Exercise requirements →
Convert every line of the data into a JSON list of strings, one string per line, omitting blank lines.

— start —

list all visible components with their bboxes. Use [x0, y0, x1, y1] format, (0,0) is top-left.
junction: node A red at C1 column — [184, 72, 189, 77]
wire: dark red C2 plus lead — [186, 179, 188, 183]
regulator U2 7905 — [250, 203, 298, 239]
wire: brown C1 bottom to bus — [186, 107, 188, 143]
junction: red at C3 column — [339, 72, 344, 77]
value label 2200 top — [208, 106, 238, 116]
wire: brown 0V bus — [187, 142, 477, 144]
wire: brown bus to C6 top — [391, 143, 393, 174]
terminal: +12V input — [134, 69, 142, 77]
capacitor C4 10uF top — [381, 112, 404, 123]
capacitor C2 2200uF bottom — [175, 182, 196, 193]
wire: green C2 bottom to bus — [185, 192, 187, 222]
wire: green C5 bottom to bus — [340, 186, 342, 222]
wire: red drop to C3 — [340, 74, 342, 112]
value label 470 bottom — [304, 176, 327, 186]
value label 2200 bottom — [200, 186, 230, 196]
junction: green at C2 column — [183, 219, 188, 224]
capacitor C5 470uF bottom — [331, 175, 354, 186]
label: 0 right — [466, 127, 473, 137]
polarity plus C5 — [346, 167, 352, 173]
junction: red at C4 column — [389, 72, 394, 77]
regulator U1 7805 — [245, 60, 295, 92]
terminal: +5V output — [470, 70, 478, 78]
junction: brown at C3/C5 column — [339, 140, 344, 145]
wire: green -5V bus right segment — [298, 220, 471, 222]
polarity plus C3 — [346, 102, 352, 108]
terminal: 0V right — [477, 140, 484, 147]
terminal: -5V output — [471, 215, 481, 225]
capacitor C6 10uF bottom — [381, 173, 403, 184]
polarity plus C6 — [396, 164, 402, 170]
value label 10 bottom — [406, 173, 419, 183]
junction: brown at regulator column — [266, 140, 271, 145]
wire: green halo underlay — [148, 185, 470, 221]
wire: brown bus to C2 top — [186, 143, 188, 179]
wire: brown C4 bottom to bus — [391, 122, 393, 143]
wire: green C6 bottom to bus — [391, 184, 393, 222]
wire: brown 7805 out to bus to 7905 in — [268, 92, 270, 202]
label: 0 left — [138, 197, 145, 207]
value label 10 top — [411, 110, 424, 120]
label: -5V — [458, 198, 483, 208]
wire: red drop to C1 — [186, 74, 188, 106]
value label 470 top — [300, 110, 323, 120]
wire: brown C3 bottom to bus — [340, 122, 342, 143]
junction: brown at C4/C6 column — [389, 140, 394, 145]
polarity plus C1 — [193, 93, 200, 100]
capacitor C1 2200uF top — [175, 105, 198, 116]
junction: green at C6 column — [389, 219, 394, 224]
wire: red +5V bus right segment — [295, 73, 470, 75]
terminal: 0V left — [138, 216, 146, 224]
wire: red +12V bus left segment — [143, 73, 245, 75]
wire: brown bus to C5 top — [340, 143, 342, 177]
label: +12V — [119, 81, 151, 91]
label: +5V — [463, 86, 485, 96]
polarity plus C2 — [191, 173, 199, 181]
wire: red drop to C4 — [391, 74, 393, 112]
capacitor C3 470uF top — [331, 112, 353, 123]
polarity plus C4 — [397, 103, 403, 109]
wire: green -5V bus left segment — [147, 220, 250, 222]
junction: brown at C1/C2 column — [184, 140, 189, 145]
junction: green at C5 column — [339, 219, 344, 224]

— end —

Written response →
[
  "list all visible components with their bboxes. Use [x0, y0, x1, y1] format, (0,0) is top-left.",
  "junction: node A red at C1 column — [184, 72, 189, 77]",
  "wire: dark red C2 plus lead — [186, 179, 188, 183]",
  "regulator U2 7905 — [250, 203, 298, 239]",
  "wire: brown C1 bottom to bus — [186, 107, 188, 143]",
  "junction: red at C3 column — [339, 72, 344, 77]",
  "value label 2200 top — [208, 106, 238, 116]",
  "wire: brown 0V bus — [187, 142, 477, 144]",
  "wire: brown bus to C6 top — [391, 143, 393, 174]",
  "terminal: +12V input — [134, 69, 142, 77]",
  "capacitor C4 10uF top — [381, 112, 404, 123]",
  "capacitor C2 2200uF bottom — [175, 182, 196, 193]",
  "wire: green C2 bottom to bus — [185, 192, 187, 222]",
  "wire: green C5 bottom to bus — [340, 186, 342, 222]",
  "wire: red drop to C3 — [340, 74, 342, 112]",
  "value label 470 bottom — [304, 176, 327, 186]",
  "value label 2200 bottom — [200, 186, 230, 196]",
  "junction: green at C2 column — [183, 219, 188, 224]",
  "capacitor C5 470uF bottom — [331, 175, 354, 186]",
  "label: 0 right — [466, 127, 473, 137]",
  "polarity plus C5 — [346, 167, 352, 173]",
  "junction: red at C4 column — [389, 72, 394, 77]",
  "regulator U1 7805 — [245, 60, 295, 92]",
  "terminal: +5V output — [470, 70, 478, 78]",
  "junction: brown at C3/C5 column — [339, 140, 344, 145]",
  "wire: green -5V bus right segment — [298, 220, 471, 222]",
  "polarity plus C3 — [346, 102, 352, 108]",
  "terminal: 0V right — [477, 140, 484, 147]",
  "terminal: -5V output — [471, 215, 481, 225]",
  "capacitor C6 10uF bottom — [381, 173, 403, 184]",
  "polarity plus C6 — [396, 164, 402, 170]",
  "value label 10 bottom — [406, 173, 419, 183]",
  "junction: brown at regulator column — [266, 140, 271, 145]",
  "wire: green halo underlay — [148, 185, 470, 221]",
  "wire: brown bus to C2 top — [186, 143, 188, 179]",
  "wire: brown C4 bottom to bus — [391, 122, 393, 143]",
  "wire: green C6 bottom to bus — [391, 184, 393, 222]",
  "wire: brown 7805 out to bus to 7905 in — [268, 92, 270, 202]",
  "label: 0 left — [138, 197, 145, 207]",
  "value label 10 top — [411, 110, 424, 120]",
  "label: -5V — [458, 198, 483, 208]",
  "wire: red drop to C1 — [186, 74, 188, 106]",
  "value label 470 top — [300, 110, 323, 120]",
  "wire: brown C3 bottom to bus — [340, 122, 342, 143]",
  "junction: brown at C4/C6 column — [389, 140, 394, 145]",
  "polarity plus C1 — [193, 93, 200, 100]",
  "capacitor C1 2200uF top — [175, 105, 198, 116]",
  "junction: green at C6 column — [389, 219, 394, 224]",
  "wire: red +5V bus right segment — [295, 73, 470, 75]",
  "terminal: 0V left — [138, 216, 146, 224]",
  "wire: red +12V bus left segment — [143, 73, 245, 75]",
  "wire: brown bus to C5 top — [340, 143, 342, 177]",
  "label: +12V — [119, 81, 151, 91]",
  "label: +5V — [463, 86, 485, 96]",
  "polarity plus C2 — [191, 173, 199, 181]",
  "wire: red drop to C4 — [391, 74, 393, 112]",
  "capacitor C3 470uF top — [331, 112, 353, 123]",
  "polarity plus C4 — [397, 103, 403, 109]",
  "wire: green -5V bus left segment — [147, 220, 250, 222]",
  "junction: brown at C1/C2 column — [184, 140, 189, 145]",
  "junction: green at C5 column — [339, 219, 344, 224]"
]